## Objective:
Find every line with the word "this" and give their count, nothing else.

· · · ·

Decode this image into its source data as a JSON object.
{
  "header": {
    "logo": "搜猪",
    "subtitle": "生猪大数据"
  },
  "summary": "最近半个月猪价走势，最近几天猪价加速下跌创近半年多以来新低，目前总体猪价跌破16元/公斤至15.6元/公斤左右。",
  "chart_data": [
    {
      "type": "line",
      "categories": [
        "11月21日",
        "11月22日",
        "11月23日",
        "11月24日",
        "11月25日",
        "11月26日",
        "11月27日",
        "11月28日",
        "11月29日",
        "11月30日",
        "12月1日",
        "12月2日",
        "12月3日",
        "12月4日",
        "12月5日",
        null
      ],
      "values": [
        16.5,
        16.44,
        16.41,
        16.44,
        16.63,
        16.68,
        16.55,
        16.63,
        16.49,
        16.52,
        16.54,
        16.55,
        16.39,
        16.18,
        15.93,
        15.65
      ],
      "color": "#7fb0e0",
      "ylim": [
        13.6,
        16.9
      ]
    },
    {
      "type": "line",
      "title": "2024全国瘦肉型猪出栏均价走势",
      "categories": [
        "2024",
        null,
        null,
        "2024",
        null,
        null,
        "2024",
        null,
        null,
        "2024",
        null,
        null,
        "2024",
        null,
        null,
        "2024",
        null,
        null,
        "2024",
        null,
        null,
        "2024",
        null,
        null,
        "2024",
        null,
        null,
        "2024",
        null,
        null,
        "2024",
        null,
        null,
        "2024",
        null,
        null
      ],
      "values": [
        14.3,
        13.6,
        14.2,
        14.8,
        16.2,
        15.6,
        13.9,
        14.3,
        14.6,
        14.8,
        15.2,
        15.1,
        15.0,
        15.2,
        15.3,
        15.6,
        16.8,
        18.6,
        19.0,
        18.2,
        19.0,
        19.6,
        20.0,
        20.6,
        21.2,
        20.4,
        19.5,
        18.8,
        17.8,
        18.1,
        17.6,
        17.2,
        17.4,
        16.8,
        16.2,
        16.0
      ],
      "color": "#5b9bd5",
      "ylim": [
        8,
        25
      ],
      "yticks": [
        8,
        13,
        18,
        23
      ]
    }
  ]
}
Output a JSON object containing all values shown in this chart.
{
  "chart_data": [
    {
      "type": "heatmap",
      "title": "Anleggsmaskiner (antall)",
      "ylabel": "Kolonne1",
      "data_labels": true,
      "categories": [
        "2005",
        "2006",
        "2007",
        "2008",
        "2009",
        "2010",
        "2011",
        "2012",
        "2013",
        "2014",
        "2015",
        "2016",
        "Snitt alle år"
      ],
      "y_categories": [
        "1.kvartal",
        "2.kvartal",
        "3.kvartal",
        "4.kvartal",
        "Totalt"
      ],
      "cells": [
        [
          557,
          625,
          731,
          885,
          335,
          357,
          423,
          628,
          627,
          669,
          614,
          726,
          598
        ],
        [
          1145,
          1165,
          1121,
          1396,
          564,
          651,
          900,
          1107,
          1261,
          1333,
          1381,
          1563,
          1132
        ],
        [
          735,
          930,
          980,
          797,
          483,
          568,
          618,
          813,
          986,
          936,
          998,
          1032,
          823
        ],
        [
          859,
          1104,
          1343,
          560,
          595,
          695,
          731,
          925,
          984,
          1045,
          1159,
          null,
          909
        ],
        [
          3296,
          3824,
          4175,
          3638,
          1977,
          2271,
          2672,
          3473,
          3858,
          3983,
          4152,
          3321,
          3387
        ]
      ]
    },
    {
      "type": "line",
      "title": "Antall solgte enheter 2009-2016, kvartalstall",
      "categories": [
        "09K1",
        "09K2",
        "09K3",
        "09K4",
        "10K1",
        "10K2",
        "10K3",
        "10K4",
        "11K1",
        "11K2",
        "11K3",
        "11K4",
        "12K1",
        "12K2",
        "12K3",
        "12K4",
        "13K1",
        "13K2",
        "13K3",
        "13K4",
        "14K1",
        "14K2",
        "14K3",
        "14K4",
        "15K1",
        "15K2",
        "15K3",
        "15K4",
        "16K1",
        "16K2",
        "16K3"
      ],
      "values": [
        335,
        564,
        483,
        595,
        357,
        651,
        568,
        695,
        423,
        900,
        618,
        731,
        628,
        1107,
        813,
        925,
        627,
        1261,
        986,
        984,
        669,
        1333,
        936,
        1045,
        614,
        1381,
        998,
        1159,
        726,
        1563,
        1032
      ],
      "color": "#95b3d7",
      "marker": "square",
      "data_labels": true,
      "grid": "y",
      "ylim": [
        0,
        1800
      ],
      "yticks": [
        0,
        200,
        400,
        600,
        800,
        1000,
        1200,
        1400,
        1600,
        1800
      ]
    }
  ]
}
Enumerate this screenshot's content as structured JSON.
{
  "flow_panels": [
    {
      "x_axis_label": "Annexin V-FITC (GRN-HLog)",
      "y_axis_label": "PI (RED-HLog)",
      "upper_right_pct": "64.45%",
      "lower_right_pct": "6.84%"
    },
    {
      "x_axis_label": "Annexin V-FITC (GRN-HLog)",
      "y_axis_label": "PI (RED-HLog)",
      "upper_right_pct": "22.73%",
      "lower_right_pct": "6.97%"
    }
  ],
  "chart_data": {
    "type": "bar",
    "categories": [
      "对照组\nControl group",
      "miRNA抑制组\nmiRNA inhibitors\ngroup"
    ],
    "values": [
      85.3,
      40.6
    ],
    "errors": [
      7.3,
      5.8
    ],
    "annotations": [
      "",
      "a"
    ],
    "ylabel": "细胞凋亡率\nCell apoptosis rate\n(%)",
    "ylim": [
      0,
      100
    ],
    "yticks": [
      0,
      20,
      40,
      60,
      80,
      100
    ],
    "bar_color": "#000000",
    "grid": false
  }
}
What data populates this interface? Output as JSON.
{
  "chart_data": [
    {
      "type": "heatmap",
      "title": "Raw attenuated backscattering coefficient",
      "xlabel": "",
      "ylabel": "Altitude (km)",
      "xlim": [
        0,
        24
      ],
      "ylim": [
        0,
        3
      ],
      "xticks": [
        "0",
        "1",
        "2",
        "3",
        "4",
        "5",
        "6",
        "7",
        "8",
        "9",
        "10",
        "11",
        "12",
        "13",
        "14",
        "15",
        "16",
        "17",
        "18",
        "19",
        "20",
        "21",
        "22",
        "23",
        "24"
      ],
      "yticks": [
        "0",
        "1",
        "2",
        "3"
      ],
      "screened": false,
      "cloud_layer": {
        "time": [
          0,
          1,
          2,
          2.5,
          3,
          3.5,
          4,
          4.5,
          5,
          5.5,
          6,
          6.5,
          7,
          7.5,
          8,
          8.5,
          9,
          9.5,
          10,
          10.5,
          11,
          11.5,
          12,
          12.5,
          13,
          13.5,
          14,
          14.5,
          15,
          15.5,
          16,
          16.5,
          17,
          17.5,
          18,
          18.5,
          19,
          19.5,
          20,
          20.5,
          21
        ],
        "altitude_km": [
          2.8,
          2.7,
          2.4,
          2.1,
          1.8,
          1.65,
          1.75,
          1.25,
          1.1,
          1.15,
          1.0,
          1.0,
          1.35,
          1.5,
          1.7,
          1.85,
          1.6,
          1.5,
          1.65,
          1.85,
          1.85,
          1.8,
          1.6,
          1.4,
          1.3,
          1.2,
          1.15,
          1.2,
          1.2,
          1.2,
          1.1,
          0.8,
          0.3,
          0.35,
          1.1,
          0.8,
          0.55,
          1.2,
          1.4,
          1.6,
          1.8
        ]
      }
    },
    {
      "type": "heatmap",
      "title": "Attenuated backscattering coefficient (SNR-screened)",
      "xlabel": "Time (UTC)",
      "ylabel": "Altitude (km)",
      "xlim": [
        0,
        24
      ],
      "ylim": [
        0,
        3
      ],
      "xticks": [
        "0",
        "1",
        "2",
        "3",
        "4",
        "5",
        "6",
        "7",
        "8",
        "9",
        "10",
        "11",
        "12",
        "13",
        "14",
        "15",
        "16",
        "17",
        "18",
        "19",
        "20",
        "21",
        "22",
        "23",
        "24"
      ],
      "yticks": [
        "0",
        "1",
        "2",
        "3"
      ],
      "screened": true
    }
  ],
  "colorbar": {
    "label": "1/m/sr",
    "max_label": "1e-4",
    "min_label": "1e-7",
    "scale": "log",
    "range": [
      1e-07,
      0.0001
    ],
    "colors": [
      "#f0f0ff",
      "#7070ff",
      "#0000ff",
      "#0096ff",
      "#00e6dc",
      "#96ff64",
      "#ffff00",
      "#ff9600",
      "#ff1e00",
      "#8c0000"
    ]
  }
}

· · · ·

## Worked solution:
4